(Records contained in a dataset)
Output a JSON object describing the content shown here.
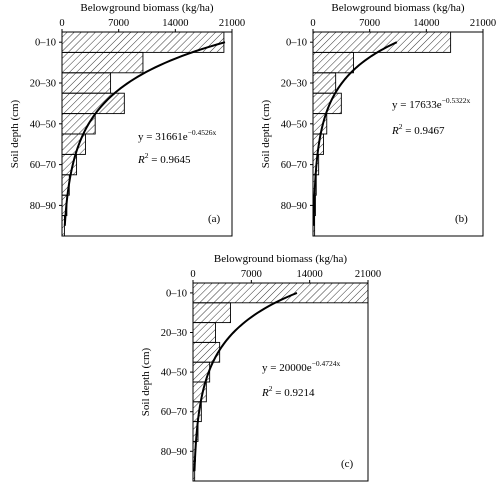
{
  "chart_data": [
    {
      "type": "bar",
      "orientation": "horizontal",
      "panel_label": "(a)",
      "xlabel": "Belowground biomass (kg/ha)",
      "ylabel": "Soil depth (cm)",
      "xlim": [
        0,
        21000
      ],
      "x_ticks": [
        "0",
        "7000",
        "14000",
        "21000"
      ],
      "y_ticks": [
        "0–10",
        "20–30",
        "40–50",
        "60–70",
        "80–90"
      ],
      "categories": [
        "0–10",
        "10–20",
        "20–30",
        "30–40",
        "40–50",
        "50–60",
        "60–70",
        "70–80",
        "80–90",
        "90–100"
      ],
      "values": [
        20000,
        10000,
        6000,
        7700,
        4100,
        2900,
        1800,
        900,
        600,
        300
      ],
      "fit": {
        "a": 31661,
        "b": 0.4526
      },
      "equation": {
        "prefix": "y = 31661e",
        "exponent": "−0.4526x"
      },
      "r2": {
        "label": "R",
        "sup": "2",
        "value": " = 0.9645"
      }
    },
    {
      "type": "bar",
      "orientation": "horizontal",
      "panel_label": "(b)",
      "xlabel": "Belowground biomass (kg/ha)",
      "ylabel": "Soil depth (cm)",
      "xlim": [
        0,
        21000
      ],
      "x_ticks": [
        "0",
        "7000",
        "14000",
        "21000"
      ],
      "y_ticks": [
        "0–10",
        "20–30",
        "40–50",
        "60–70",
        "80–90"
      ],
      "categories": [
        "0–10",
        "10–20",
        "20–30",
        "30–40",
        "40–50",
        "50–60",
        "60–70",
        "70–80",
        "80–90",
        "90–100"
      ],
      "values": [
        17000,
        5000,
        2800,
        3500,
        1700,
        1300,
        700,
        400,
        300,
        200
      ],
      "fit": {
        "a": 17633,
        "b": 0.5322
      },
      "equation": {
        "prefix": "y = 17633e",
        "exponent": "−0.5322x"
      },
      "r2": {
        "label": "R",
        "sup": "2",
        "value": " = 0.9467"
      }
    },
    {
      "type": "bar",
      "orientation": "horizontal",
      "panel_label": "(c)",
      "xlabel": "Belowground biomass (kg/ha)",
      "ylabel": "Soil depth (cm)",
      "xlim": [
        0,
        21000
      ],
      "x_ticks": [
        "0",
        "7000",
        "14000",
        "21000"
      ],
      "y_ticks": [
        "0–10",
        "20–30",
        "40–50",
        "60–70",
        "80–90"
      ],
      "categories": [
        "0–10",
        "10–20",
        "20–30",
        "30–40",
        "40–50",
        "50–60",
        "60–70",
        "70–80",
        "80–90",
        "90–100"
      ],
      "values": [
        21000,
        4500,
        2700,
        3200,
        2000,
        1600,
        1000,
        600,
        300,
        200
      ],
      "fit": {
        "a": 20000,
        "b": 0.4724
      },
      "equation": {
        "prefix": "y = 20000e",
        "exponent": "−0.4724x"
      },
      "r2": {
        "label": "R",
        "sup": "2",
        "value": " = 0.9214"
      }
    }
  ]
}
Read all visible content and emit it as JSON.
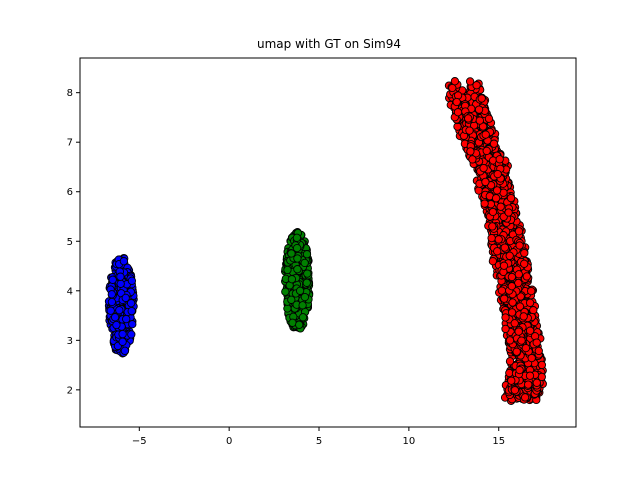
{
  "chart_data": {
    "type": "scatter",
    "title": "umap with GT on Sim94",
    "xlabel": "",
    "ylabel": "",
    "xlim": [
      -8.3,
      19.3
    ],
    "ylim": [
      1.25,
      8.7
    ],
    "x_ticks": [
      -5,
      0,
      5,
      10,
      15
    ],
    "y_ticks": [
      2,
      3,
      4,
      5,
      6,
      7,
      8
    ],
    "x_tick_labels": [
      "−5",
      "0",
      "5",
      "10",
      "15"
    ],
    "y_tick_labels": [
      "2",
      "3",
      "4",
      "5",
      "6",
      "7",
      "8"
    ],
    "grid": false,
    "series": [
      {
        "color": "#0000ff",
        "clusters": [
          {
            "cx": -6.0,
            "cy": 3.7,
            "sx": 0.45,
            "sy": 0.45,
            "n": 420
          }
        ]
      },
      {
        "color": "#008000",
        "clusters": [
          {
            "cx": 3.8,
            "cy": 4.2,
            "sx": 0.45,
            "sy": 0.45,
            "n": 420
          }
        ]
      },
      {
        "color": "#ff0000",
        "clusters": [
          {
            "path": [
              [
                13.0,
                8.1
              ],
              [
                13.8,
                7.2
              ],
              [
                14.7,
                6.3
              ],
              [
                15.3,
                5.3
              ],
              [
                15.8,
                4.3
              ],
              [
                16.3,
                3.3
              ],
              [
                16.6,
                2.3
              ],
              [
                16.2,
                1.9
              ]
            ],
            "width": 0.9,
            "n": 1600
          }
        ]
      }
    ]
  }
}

==

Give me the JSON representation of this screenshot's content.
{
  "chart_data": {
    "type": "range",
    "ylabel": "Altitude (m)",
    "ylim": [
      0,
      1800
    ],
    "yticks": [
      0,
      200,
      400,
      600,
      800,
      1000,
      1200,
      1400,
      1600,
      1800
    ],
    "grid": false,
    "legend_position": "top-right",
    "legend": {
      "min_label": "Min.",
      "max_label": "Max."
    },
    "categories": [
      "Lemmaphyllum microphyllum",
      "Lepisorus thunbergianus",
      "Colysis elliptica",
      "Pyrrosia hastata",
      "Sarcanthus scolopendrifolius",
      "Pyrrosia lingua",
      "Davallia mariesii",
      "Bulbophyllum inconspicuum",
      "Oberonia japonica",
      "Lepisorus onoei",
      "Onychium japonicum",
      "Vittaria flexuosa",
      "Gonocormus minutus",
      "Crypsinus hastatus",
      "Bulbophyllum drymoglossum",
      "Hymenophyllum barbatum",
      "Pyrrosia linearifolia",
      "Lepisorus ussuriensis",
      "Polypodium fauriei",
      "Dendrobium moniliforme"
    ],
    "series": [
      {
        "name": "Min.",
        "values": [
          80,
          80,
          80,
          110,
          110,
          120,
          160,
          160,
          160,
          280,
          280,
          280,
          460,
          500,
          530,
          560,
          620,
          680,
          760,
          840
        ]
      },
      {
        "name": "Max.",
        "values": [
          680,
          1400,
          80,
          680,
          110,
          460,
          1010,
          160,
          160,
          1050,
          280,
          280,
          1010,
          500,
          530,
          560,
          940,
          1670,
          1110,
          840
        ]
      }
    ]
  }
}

> [GIVEN PROBLEM]
From the listing above, copy out each line where the word "Pyrrosia" appears.

> [THE ANSWER]
      "Pyrrosia hastata",
      "Pyrrosia lingua",
      "Pyrrosia linearifolia",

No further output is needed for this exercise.